Este volumen, junto con el ya publicado (Las armas contra las letras) y el tercero ya redactado (La colmena ), es la respuesta académica que se añade a lo ya escrito en Los consejos de guerra de Miguel Hernández (2022) para afrontar el acoso en las redes y judicial que sufre el autor desde 2019 por la publicación de Nos vemos en Chicote (2015 y ahora reeditado).
Juan Antonio Ríos Carratalá
Epílogo
Enrique Peinador Porrúa era un jurista republicano, un nacionalista gallego y un joven con inquietudes que le llevaron a colaborar en iniciativas literarias, periodísticas y culturales. Su perfil queda lejos de cualquier extremismo y, a tenor de la documentación del sumario, resulta evidente que el encausado evitó permanecer en unas checas donde las garantías jurídicas eran inexistentes. Pronto, muy pronto, optó por otros destinos menos controvertidos al servicio de la II República. El verdadero problema fue su condición de vencido. La tragedia vino cuando cayó en un consejo de guerra con voluntad ejemplarizante. La graduación en las responsabilidades, que las hubo en el marco del «terror rojo», no figuraba entre las expectativas de quienes querían dar una lección con la impronta de la venganza.

▶ [MATERIAL RECOPILADO]:
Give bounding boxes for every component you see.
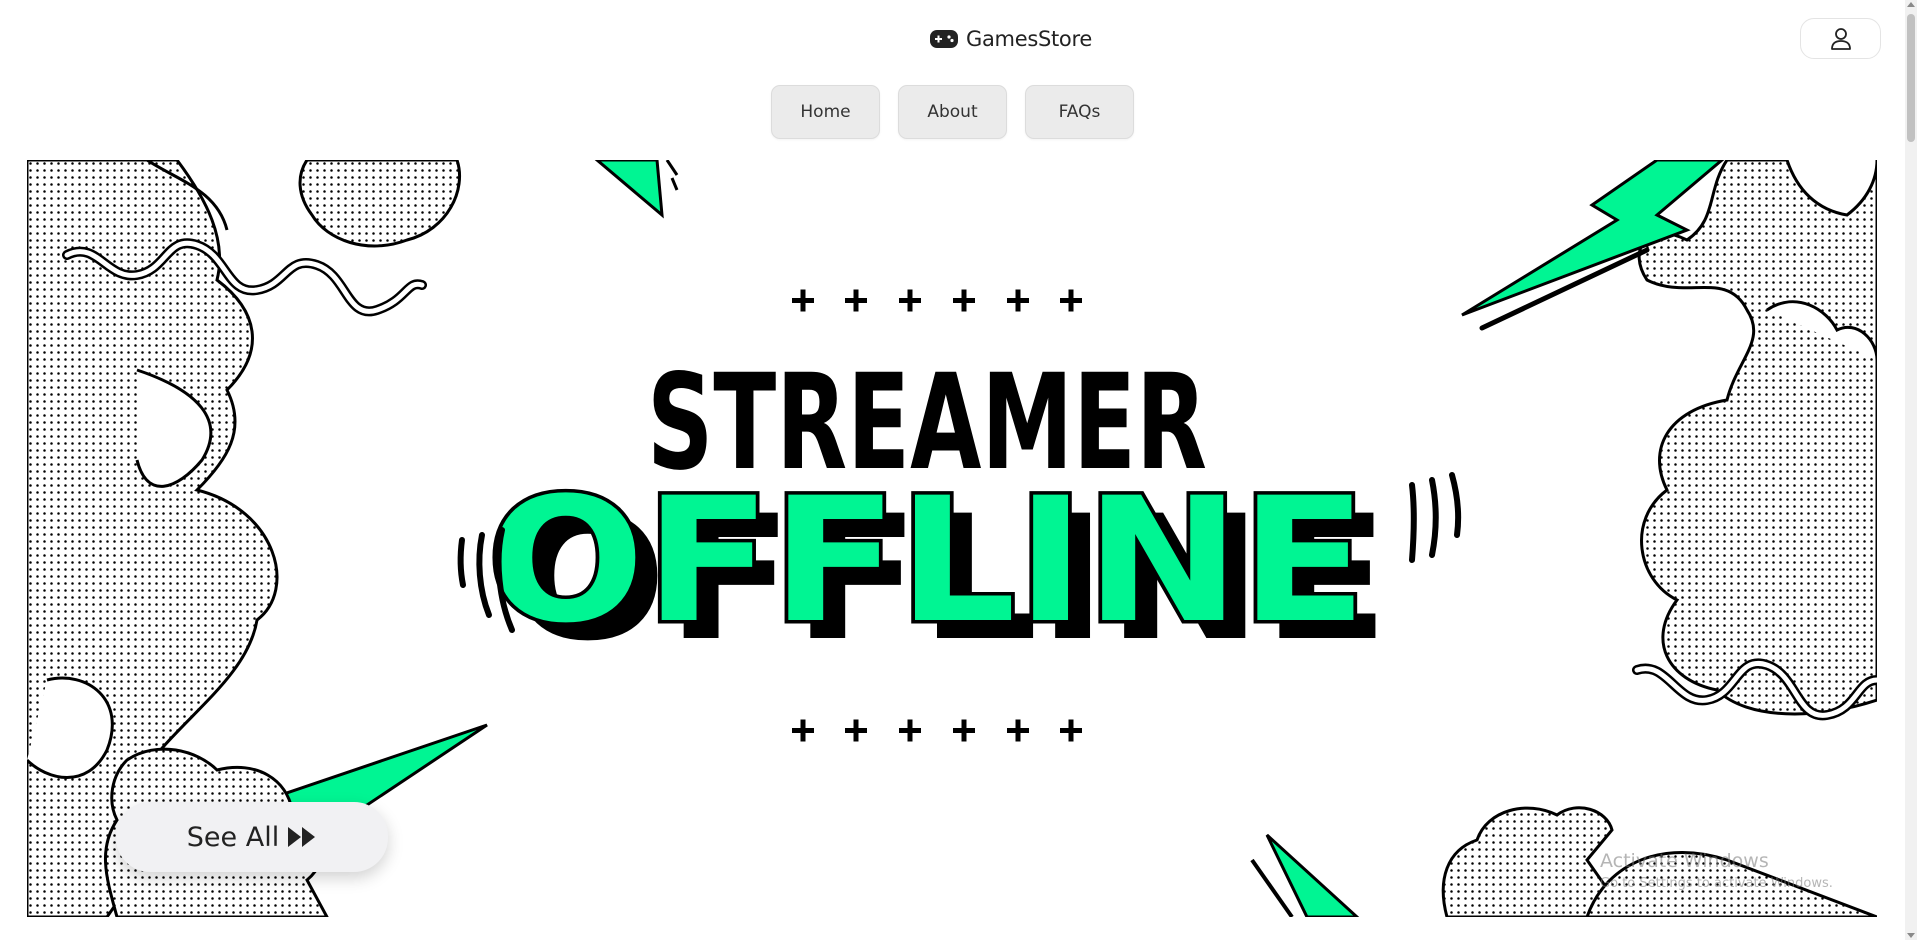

▶ [HAZ ESTO]: Por favor, pasa al inglés esta oración del epílogo sobre Enrique Peinador Porrúa: «Pronto, muy pronto, optó por otros destinos menos controvertidos al servicio de la II República.»

▶ [RESPUESTA ESCRITA]: Soon, very soon, he opted for other, less controversial postings in the service of the Second Republic.